# [A block of data]
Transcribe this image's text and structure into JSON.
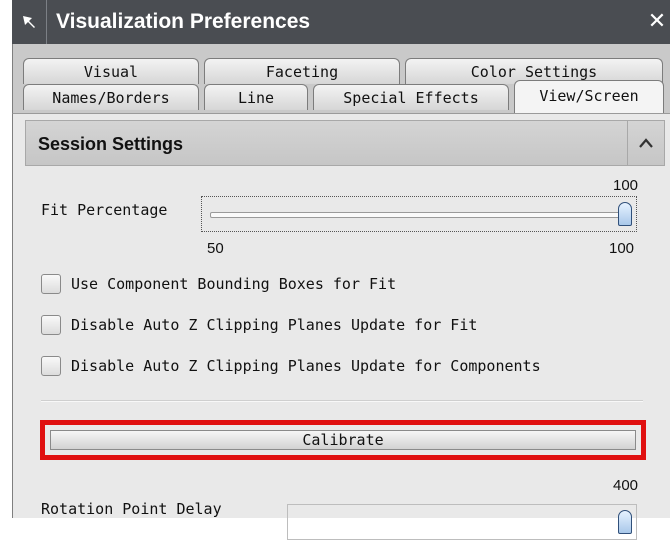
{
  "window": {
    "title": "Visualization Preferences",
    "pin_icon": "pin-icon",
    "close_icon": "close-icon"
  },
  "tabs": {
    "row_back": [
      "Visual",
      "Faceting",
      "Color Settings"
    ],
    "row_front": [
      "Names/Borders",
      "Line",
      "Special Effects",
      "View/Screen"
    ],
    "active": "View/Screen"
  },
  "section": {
    "title": "Session Settings",
    "collapse_icon": "chevron-up-icon"
  },
  "fit_percentage": {
    "label": "Fit Percentage",
    "value": "100",
    "min": "50",
    "max": "100"
  },
  "checkboxes": [
    {
      "label": "Use Component Bounding Boxes for Fit",
      "checked": false
    },
    {
      "label": "Disable Auto Z Clipping Planes Update for Fit",
      "checked": false
    },
    {
      "label": "Disable Auto Z Clipping Planes Update for Components",
      "checked": false
    }
  ],
  "calibrate": {
    "label": "Calibrate",
    "highlight_color": "#e01010"
  },
  "rotation_point_delay": {
    "label": "Rotation Point Delay",
    "value": "400"
  },
  "colors": {
    "titlebar": "#4a4d52",
    "panel": "#e9e9e9",
    "highlight": "#e01010"
  }
}
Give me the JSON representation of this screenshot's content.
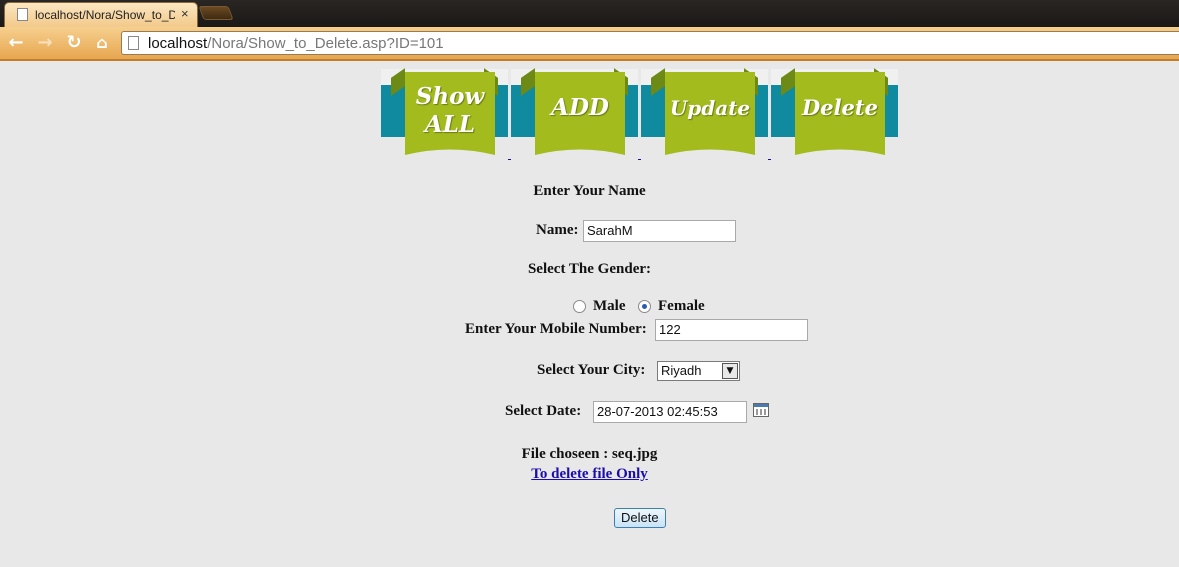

# [Work to complete]
Output every entry word for word, but omit the pictures.

# [Answer to the exercise]
Transcribe this image's text and structure into JSON.
{
  "window": {
    "title": "Visualization Preferences",
    "pin_icon": "pin-icon",
    "close_icon": "close-icon"
  },
  "tabs": {
    "row_back": [
      "Visual",
      "Faceting",
      "Color Settings"
    ],
    "row_front": [
      "Names/Borders",
      "Line",
      "Special Effects",
      "View/Screen"
    ],
    "active": "View/Screen"
  },
  "section": {
    "title": "Session Settings",
    "collapse_icon": "chevron-up-icon"
  },
  "fit_percentage": {
    "label": "Fit Percentage",
    "value": "100",
    "min": "50",
    "max": "100"
  },
  "checkboxes": [
    {
      "label": "Use Component Bounding Boxes for Fit",
      "checked": false
    },
    {
      "label": "Disable Auto Z Clipping Planes Update for Fit",
      "checked": false
    },
    {
      "label": "Disable Auto Z Clipping Planes Update for Components",
      "checked": false
    }
  ],
  "calibrate": {
    "label": "Calibrate",
    "highlight_color": "#e01010"
  },
  "rotation_point_delay": {
    "label": "Rotation Point Delay",
    "value": "400"
  },
  "colors": {
    "titlebar": "#4a4d52",
    "panel": "#e9e9e9",
    "highlight": "#e01010"
  }
}
Give me the JSON representation of this screenshot's content.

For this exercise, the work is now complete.